## Problem to solve
Show only lines that include "июле".

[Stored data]

==========

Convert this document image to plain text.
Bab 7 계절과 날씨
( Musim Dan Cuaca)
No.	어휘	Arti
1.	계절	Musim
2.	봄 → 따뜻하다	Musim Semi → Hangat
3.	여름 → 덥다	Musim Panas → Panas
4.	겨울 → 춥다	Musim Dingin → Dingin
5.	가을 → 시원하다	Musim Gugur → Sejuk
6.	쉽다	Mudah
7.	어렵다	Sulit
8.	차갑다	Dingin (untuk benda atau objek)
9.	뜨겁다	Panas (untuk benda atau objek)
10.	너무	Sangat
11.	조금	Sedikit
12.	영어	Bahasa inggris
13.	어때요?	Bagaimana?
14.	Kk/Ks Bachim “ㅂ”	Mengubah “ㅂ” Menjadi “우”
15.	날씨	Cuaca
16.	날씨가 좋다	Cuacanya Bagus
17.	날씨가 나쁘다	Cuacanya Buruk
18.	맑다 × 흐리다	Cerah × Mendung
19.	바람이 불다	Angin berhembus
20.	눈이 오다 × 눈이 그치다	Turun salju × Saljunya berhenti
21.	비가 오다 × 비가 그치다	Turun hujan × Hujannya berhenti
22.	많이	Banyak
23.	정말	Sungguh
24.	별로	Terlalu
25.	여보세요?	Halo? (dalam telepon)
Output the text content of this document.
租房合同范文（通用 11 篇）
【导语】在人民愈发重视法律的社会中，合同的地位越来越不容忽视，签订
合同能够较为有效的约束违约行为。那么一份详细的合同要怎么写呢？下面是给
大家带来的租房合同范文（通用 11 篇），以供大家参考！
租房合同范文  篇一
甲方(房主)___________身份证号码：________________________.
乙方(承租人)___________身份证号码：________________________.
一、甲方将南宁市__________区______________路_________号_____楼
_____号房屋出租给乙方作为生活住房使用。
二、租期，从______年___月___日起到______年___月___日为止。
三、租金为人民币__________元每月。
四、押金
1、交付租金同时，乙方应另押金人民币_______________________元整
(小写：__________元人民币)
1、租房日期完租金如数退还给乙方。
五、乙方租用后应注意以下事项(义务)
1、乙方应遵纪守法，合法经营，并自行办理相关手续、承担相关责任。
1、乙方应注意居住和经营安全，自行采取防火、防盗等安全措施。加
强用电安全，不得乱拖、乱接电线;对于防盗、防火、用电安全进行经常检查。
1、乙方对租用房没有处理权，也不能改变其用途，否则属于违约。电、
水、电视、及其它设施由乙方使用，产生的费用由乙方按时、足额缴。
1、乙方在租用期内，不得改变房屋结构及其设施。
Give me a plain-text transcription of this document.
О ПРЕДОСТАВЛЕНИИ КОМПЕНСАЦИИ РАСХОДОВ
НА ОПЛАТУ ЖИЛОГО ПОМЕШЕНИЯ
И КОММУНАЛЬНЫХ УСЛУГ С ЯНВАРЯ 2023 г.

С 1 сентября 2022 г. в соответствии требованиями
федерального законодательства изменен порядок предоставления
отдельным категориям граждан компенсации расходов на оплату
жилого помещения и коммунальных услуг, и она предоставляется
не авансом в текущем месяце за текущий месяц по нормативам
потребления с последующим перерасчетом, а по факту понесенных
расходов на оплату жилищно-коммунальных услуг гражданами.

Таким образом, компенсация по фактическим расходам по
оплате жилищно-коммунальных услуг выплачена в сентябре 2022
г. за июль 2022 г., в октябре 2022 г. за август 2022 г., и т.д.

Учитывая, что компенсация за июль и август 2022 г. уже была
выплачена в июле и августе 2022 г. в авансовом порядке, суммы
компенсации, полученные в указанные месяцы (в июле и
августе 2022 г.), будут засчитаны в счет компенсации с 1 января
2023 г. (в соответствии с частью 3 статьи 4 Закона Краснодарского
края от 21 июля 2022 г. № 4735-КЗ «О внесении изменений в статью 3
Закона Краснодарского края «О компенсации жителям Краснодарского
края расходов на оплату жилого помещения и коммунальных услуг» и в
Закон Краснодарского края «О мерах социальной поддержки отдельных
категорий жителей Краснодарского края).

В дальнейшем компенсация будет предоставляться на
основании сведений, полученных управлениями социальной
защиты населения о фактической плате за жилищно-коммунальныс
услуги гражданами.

==========

## Task result
выплачена в июле и августе 2022 г. в авансовом порядке, суммы
компенсации, полученные в указанные месяцы (в июле и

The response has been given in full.